Stored items:
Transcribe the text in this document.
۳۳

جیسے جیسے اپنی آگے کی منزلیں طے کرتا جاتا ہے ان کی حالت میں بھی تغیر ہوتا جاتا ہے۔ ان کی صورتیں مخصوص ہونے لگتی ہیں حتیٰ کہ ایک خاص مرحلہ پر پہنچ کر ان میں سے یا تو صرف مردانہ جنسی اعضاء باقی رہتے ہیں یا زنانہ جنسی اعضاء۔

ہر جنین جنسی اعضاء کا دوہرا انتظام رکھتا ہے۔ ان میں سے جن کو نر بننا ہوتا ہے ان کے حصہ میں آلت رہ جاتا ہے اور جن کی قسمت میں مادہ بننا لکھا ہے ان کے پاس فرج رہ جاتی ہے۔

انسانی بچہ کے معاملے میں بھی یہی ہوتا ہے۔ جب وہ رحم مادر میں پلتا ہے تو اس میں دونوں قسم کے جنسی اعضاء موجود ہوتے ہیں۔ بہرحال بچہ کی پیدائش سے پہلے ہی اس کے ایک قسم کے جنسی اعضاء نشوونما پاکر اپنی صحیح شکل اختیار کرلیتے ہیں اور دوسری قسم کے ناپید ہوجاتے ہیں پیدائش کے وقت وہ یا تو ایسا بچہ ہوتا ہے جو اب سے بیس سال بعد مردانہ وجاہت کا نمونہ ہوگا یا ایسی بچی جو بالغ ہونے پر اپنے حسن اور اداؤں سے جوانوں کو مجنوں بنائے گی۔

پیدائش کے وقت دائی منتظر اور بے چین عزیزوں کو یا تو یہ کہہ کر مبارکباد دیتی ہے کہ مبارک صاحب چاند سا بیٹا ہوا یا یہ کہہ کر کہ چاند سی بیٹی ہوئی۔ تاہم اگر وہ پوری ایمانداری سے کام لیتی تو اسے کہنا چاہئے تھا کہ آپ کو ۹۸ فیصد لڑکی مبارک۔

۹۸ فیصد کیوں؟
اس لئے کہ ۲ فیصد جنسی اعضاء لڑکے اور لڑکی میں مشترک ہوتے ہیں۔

REQUEST => State how many lines of the material contain the string "لڑکی", with no other words.

SOLUTION => 2